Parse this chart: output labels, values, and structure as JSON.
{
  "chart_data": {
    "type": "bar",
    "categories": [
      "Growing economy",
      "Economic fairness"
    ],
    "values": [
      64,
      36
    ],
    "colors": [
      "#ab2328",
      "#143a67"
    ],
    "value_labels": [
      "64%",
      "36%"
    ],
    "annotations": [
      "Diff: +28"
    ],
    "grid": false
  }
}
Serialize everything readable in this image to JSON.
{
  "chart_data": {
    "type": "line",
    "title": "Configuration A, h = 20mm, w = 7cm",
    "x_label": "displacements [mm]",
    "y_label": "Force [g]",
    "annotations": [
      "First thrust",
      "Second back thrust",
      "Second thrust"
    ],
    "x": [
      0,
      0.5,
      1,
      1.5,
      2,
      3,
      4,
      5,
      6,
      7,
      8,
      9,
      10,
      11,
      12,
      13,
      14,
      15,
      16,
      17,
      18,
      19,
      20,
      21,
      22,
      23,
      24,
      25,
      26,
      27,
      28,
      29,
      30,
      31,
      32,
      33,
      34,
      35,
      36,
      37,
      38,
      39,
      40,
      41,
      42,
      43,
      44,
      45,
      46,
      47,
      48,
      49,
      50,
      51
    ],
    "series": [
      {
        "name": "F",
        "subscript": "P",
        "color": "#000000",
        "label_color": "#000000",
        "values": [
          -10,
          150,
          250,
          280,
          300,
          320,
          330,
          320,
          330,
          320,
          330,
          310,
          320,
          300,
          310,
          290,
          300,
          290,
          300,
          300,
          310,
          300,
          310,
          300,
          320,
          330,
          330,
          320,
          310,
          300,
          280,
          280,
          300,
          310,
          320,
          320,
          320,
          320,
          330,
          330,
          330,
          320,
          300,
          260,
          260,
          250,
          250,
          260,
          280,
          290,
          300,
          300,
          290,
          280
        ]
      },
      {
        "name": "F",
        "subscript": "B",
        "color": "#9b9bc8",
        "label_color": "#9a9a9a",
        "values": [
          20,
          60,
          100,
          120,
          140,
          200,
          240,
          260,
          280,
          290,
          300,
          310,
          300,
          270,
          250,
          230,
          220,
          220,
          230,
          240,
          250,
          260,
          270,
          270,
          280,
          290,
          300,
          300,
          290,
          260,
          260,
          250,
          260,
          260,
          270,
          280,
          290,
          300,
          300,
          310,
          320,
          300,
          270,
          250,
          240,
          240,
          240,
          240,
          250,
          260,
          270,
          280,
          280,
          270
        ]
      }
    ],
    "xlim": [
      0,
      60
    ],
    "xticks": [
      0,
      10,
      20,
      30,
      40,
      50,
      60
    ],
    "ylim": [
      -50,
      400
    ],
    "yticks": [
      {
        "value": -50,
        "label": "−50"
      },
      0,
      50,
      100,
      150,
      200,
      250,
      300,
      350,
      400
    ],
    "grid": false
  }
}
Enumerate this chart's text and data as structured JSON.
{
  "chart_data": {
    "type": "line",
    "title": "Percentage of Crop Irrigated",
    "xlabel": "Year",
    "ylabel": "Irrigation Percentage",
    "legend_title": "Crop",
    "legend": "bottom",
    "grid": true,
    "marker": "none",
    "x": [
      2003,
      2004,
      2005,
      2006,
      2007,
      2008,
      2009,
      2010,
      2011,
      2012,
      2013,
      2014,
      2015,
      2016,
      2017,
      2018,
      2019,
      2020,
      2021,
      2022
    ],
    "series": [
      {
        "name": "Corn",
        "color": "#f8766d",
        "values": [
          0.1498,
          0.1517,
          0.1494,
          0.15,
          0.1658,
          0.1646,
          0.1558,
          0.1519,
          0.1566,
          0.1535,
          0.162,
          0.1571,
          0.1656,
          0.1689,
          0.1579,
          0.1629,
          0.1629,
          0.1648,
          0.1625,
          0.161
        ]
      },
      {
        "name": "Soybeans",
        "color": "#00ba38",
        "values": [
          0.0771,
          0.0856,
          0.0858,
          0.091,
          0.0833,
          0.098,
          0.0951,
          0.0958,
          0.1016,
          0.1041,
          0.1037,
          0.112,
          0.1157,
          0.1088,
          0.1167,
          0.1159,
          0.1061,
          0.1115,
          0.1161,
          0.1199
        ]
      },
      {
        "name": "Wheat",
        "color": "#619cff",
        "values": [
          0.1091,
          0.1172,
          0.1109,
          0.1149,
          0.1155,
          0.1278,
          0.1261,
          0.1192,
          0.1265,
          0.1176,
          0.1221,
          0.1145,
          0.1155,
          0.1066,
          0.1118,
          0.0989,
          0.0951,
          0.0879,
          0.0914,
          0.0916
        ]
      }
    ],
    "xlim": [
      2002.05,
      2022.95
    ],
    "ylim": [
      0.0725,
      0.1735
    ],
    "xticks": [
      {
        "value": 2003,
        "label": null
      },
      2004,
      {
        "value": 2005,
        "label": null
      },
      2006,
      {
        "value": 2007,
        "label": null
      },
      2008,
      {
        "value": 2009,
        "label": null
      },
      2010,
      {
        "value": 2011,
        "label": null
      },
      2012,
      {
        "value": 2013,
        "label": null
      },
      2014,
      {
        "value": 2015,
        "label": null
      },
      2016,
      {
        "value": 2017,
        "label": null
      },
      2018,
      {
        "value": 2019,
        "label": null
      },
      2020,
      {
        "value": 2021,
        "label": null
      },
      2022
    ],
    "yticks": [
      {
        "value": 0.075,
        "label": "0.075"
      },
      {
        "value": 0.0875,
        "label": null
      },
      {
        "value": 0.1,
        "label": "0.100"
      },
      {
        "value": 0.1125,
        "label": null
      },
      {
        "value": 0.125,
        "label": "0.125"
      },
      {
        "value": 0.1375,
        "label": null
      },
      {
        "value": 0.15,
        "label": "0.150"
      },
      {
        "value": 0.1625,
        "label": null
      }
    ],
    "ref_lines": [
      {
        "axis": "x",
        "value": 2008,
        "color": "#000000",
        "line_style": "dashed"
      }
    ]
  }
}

• WHAT YOU ARE ASKED TO DO: Reproduce each record exactly, leaving nothing out.

• PROBLEM SOLUTION:
Parse this chart: output labels, values, and structure as JSON.
{
  "chart_data": {
    "type": "bar",
    "categories": [
      "Growing economy",
      "Economic fairness"
    ],
    "values": [
      64,
      36
    ],
    "colors": [
      "#ab2328",
      "#143a67"
    ],
    "value_labels": [
      "64%",
      "36%"
    ],
    "annotations": [
      "Diff: +28"
    ],
    "grid": false
  }
}
Serialize everything readable in this image to JSON.
{
  "chart_data": {
    "type": "line",
    "title": "Configuration A, h = 20mm, w = 7cm",
    "x_label": "displacements [mm]",
    "y_label": "Force [g]",
    "annotations": [
      "First thrust",
      "Second back thrust",
      "Second thrust"
    ],
    "x": [
      0,
      0.5,
      1,
      1.5,
      2,
      3,
      4,
      5,
      6,
      7,
      8,
      9,
      10,
      11,
      12,
      13,
      14,
      15,
      16,
      17,
      18,
      19,
      20,
      21,
      22,
      23,
      24,
      25,
      26,
      27,
      28,
      29,
      30,
      31,
      32,
      33,
      34,
      35,
      36,
      37,
      38,
      39,
      40,
      41,
      42,
      43,
      44,
      45,
      46,
      47,
      48,
      49,
      50,
      51
    ],
    "series": [
      {
        "name": "F",
        "subscript": "P",
        "color": "#000000",
        "label_color": "#000000",
        "values": [
          -10,
          150,
          250,
          280,
          300,
          320,
          330,
          320,
          330,
          320,
          330,
          310,
          320,
          300,
          310,
          290,
          300,
          290,
          300,
          300,
          310,
          300,
          310,
          300,
          320,
          330,
          330,
          320,
          310,
          300,
          280,
          280,
          300,
          310,
          320,
          320,
          320,
          320,
          330,
          330,
          330,
          320,
          300,
          260,
          260,
          250,
          250,
          260,
          280,
          290,
          300,
          300,
          290,
          280
        ]
      },
      {
        "name": "F",
        "subscript": "B",
        "color": "#9b9bc8",
        "label_color": "#9a9a9a",
        "values": [
          20,
          60,
          100,
          120,
          140,
          200,
          240,
          260,
          280,
          290,
          300,
          310,
          300,
          270,
          250,
          230,
          220,
          220,
          230,
          240,
          250,
          260,
          270,
          270,
          280,
          290,
          300,
          300,
          290,
          260,
          260,
          250,
          260,
          260,
          270,
          280,
          290,
          300,
          300,
          310,
          320,
          300,
          270,
          250,
          240,
          240,
          240,
          240,
          250,
          260,
          270,
          280,
          280,
          270
        ]
      }
    ],
    "xlim": [
      0,
      60
    ],
    "xticks": [
      0,
      10,
      20,
      30,
      40,
      50,
      60
    ],
    "ylim": [
      -50,
      400
    ],
    "yticks": [
      {
        "value": -50,
        "label": "−50"
      },
      0,
      50,
      100,
      150,
      200,
      250,
      300,
      350,
      400
    ],
    "grid": false
  }
}
Enumerate this chart's text and data as structured JSON.
{
  "chart_data": {
    "type": "line",
    "title": "Percentage of Crop Irrigated",
    "xlabel": "Year",
    "ylabel": "Irrigation Percentage",
    "legend_title": "Crop",
    "legend": "bottom",
    "grid": true,
    "marker": "none",
    "x": [
      2003,
      2004,
      2005,
      2006,
      2007,
      2008,
      2009,
      2010,
      2011,
      2012,
      2013,
      2014,
      2015,
      2016,
      2017,
      2018,
      2019,
      2020,
      2021,
      2022
    ],
    "series": [
      {
        "name": "Corn",
        "color": "#f8766d",
        "values": [
          0.1498,
          0.1517,
          0.1494,
          0.15,
          0.1658,
          0.1646,
          0.1558,
          0.1519,
          0.1566,
          0.1535,
          0.162,
          0.1571,
          0.1656,
          0.1689,
          0.1579,
          0.1629,
          0.1629,
          0.1648,
          0.1625,
          0.161
        ]
      },
      {
        "name": "Soybeans",
        "color": "#00ba38",
        "values": [
          0.0771,
          0.0856,
          0.0858,
          0.091,
          0.0833,
          0.098,
          0.0951,
          0.0958,
          0.1016,
          0.1041,
          0.1037,
          0.112,
          0.1157,
          0.1088,
          0.1167,
          0.1159,
          0.1061,
          0.1115,
          0.1161,
          0.1199
        ]
      },
      {
        "name": "Wheat",
        "color": "#619cff",
        "values": [
          0.1091,
          0.1172,
          0.1109,
          0.1149,
          0.1155,
          0.1278,
          0.1261,
          0.1192,
          0.1265,
          0.1176,
          0.1221,
          0.1145,
          0.1155,
          0.1066,
          0.1118,
          0.0989,
          0.0951,
          0.0879,
          0.0914,
          0.0916
        ]
      }
    ],
    "xlim": [
      2002.05,
      2022.95
    ],
    "ylim": [
      0.0725,
      0.1735
    ],
    "xticks": [
      {
        "value": 2003,
        "label": null
      },
      2004,
      {
        "value": 2005,
        "label": null
      },
      2006,
      {
        "value": 2007,
        "label": null
      },
      2008,
      {
        "value": 2009,
        "label": null
      },
      2010,
      {
        "value": 2011,
        "label": null
      },
      2012,
      {
        "value": 2013,
        "label": null
      },
      2014,
      {
        "value": 2015,
        "label": null
      },
      2016,
      {
        "value": 2017,
        "label": null
      },
      2018,
      {
        "value": 2019,
        "label": null
      },
      2020,
      {
        "value": 2021,
        "label": null
      },
      2022
    ],
    "yticks": [
      {
        "value": 0.075,
        "label": "0.075"
      },
      {
        "value": 0.0875,
        "label": null
      },
      {
        "value": 0.1,
        "label": "0.100"
      },
      {
        "value": 0.1125,
        "label": null
      },
      {
        "value": 0.125,
        "label": "0.125"
      },
      {
        "value": 0.1375,
        "label": null
      },
      {
        "value": 0.15,
        "label": "0.150"
      },
      {
        "value": 0.1625,
        "label": null
      }
    ],
    "ref_lines": [
      {
        "axis": "x",
        "value": 2008,
        "color": "#000000",
        "line_style": "dashed"
      }
    ]
  }
}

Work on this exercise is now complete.